*Prompt*. Update the records from the line with "Patent image size: (1058, 1142)." to the line with "The battery laminate 11 is at (712, 507)." by replacing "spacers" with "separators", leaving everything else in those lines unchanged. Give only those lines.

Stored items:
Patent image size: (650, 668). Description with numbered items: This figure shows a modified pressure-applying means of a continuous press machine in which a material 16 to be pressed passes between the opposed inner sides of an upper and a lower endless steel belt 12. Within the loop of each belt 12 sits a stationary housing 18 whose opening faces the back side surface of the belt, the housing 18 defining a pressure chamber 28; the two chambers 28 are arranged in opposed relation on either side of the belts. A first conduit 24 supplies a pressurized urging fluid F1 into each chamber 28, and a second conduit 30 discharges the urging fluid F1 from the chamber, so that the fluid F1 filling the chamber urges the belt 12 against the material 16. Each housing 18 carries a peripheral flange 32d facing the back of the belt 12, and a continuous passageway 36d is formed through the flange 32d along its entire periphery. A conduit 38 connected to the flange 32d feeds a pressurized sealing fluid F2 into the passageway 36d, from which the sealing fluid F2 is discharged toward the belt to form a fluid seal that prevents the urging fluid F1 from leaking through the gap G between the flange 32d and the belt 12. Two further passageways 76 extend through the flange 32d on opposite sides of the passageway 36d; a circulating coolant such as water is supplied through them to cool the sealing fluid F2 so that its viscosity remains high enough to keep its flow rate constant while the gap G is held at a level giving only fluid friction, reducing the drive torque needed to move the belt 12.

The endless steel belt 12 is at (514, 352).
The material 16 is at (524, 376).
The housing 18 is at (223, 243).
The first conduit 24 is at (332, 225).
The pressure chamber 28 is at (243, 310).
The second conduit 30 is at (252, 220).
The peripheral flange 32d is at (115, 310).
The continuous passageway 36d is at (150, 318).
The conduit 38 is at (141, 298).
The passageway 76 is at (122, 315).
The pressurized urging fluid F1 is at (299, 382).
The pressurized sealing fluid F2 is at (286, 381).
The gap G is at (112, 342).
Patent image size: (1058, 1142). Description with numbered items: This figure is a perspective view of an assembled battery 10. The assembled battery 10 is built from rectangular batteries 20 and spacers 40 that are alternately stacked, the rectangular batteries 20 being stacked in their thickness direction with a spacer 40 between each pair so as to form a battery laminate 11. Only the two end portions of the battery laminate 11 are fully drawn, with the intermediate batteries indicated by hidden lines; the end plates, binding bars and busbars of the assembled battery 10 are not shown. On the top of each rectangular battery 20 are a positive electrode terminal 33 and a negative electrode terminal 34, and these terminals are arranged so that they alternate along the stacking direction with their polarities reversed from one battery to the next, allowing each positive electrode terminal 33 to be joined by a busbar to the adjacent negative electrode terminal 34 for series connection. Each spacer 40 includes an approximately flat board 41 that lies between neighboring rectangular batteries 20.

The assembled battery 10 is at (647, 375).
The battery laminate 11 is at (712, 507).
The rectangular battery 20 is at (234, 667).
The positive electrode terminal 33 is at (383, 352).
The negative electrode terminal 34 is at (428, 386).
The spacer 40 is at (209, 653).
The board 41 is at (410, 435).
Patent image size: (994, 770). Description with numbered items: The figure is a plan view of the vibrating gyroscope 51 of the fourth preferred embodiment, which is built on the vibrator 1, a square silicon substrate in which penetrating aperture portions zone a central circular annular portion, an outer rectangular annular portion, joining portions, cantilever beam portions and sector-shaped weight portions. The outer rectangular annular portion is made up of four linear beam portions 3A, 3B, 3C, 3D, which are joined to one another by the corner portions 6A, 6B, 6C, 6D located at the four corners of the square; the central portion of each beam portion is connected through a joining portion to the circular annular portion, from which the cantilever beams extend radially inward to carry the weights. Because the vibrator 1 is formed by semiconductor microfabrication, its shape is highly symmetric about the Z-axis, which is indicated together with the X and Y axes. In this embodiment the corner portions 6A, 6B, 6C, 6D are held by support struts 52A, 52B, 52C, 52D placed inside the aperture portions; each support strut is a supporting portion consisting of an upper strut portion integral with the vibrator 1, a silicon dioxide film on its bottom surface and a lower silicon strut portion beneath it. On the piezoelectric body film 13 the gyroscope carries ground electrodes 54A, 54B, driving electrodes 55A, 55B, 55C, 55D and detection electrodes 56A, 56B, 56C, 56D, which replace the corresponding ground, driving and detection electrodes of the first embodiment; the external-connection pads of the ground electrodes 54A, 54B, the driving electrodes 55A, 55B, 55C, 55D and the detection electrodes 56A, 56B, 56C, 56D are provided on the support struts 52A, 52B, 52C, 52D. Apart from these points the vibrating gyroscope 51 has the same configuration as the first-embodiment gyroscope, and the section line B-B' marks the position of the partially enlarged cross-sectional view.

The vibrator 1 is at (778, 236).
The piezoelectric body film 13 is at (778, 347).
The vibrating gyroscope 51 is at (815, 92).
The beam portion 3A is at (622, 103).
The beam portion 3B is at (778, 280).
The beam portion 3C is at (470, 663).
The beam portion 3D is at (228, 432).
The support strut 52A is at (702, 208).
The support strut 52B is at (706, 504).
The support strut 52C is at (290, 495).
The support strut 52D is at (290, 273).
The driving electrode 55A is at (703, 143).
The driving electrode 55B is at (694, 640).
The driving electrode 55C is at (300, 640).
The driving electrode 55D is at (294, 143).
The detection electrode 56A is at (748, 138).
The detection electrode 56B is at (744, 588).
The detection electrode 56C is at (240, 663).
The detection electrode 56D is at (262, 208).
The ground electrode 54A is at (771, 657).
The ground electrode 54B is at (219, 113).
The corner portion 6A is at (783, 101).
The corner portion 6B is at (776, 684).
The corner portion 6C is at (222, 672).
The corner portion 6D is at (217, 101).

*Full solution*.
Patent image size: (1058, 1142). Description with numbered items: This figure is a perspective view of an assembled battery 10. The assembled battery 10 is built from rectangular batteries 20 and separators 40 that are alternately stacked, the rectangular batteries 20 being stacked in their thickness direction with a spacer 40 between each pair so as to form a battery laminate 11. Only the two end portions of the battery laminate 11 are fully drawn, with the intermediate batteries indicated by hidden lines; the end plates, binding bars and busbars of the assembled battery 10 are not shown. On the top of each rectangular battery 20 are a positive electrode terminal 33 and a negative electrode terminal 34, and these terminals are arranged so that they alternate along the stacking direction with their polarities reversed from one battery to the next, allowing each positive electrode terminal 33 to be joined by a busbar to the adjacent negative electrode terminal 34 for series connection. Each spacer 40 includes an approximately flat board 41 that lies between neighboring rectangular batteries 20.

The assembled battery 10 is at (647, 375).
The battery laminate 11 is at (712, 507).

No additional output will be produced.